RECORD SET:

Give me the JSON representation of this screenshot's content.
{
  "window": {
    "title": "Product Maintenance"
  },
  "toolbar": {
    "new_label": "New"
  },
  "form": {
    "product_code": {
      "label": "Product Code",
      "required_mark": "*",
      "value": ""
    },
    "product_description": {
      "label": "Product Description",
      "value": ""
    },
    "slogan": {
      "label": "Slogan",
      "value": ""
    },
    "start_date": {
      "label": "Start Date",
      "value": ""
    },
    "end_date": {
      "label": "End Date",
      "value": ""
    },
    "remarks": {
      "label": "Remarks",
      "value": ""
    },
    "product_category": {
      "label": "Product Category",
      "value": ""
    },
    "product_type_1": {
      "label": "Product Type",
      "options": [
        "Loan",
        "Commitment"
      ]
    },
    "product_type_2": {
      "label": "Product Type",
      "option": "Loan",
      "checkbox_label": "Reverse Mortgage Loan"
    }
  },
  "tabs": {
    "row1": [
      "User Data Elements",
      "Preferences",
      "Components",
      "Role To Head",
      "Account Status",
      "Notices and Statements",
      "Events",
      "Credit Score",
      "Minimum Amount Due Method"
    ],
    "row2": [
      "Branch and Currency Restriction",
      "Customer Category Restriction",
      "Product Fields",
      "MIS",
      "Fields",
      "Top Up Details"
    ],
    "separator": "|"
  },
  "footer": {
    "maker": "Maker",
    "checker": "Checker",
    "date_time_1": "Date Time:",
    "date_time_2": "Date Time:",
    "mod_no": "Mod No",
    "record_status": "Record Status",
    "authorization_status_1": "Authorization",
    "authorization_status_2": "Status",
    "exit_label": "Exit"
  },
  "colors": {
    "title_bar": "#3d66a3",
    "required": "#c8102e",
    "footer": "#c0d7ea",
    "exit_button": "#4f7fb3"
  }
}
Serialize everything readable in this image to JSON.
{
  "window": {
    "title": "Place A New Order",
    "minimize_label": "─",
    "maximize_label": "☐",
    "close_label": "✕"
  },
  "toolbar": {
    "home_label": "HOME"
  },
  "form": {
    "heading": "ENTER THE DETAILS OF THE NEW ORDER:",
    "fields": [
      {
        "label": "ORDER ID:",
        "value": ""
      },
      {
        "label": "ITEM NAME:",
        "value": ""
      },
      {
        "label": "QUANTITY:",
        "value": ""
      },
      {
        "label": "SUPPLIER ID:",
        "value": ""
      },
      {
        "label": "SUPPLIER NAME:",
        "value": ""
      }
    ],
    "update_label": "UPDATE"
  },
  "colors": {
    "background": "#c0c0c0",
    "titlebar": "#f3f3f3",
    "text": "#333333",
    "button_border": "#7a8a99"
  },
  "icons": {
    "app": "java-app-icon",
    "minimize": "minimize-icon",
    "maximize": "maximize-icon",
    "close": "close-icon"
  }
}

WORK REQUIRED: Restate all of the entries above precisely.

EXPECTED ANSWER:
Give me the JSON representation of this screenshot's content.
{
  "window": {
    "title": "Product Maintenance"
  },
  "toolbar": {
    "new_label": "New"
  },
  "form": {
    "product_code": {
      "label": "Product Code",
      "required_mark": "*",
      "value": ""
    },
    "product_description": {
      "label": "Product Description",
      "value": ""
    },
    "slogan": {
      "label": "Slogan",
      "value": ""
    },
    "start_date": {
      "label": "Start Date",
      "value": ""
    },
    "end_date": {
      "label": "End Date",
      "value": ""
    },
    "remarks": {
      "label": "Remarks",
      "value": ""
    },
    "product_category": {
      "label": "Product Category",
      "value": ""
    },
    "product_type_1": {
      "label": "Product Type",
      "options": [
        "Loan",
        "Commitment"
      ]
    },
    "product_type_2": {
      "label": "Product Type",
      "option": "Loan",
      "checkbox_label": "Reverse Mortgage Loan"
    }
  },
  "tabs": {
    "row1": [
      "User Data Elements",
      "Preferences",
      "Components",
      "Role To Head",
      "Account Status",
      "Notices and Statements",
      "Events",
      "Credit Score",
      "Minimum Amount Due Method"
    ],
    "row2": [
      "Branch and Currency Restriction",
      "Customer Category Restriction",
      "Product Fields",
      "MIS",
      "Fields",
      "Top Up Details"
    ],
    "separator": "|"
  },
  "footer": {
    "maker": "Maker",
    "checker": "Checker",
    "date_time_1": "Date Time:",
    "date_time_2": "Date Time:",
    "mod_no": "Mod No",
    "record_status": "Record Status",
    "authorization_status_1": "Authorization",
    "authorization_status_2": "Status",
    "exit_label": "Exit"
  },
  "colors": {
    "title_bar": "#3d66a3",
    "required": "#c8102e",
    "footer": "#c0d7ea",
    "exit_button": "#4f7fb3"
  }
}
Serialize everything readable in this image to JSON.
{
  "window": {
    "title": "Place A New Order",
    "minimize_label": "─",
    "maximize_label": "☐",
    "close_label": "✕"
  },
  "toolbar": {
    "home_label": "HOME"
  },
  "form": {
    "heading": "ENTER THE DETAILS OF THE NEW ORDER:",
    "fields": [
      {
        "label": "ORDER ID:",
        "value": ""
      },
      {
        "label": "ITEM NAME:",
        "value": ""
      },
      {
        "label": "QUANTITY:",
        "value": ""
      },
      {
        "label": "SUPPLIER ID:",
        "value": ""
      },
      {
        "label": "SUPPLIER NAME:",
        "value": ""
      }
    ],
    "update_label": "UPDATE"
  },
  "colors": {
    "background": "#c0c0c0",
    "titlebar": "#f3f3f3",
    "text": "#333333",
    "button_border": "#7a8a99"
  },
  "icons": {
    "app": "java-app-icon",
    "minimize": "minimize-icon",
    "maximize": "maximize-icon",
    "close": "close-icon"
  }
}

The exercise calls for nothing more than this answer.